Given records:
——

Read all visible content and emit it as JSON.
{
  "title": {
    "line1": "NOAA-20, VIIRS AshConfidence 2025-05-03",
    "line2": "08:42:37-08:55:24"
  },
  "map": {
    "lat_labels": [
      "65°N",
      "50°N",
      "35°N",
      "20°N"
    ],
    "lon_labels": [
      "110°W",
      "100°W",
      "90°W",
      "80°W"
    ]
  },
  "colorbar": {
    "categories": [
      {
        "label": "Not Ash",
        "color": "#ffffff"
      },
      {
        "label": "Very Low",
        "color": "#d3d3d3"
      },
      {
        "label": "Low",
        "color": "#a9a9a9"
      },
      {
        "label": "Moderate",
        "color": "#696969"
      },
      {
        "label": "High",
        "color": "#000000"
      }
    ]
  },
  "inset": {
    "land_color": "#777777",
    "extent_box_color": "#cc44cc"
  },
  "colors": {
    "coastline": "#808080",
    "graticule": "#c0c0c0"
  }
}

——

Exercise instructions: Exactly as written, please output every entry.

Solution for this problem:
Read all visible content and emit it as JSON.
{
  "title": {
    "line1": "NOAA-20, VIIRS AshConfidence 2025-05-03",
    "line2": "08:42:37-08:55:24"
  },
  "map": {
    "lat_labels": [
      "65°N",
      "50°N",
      "35°N",
      "20°N"
    ],
    "lon_labels": [
      "110°W",
      "100°W",
      "90°W",
      "80°W"
    ]
  },
  "colorbar": {
    "categories": [
      {
        "label": "Not Ash",
        "color": "#ffffff"
      },
      {
        "label": "Very Low",
        "color": "#d3d3d3"
      },
      {
        "label": "Low",
        "color": "#a9a9a9"
      },
      {
        "label": "Moderate",
        "color": "#696969"
      },
      {
        "label": "High",
        "color": "#000000"
      }
    ]
  },
  "inset": {
    "land_color": "#777777",
    "extent_box_color": "#cc44cc"
  },
  "colors": {
    "coastline": "#808080",
    "graticule": "#c0c0c0"
  }
}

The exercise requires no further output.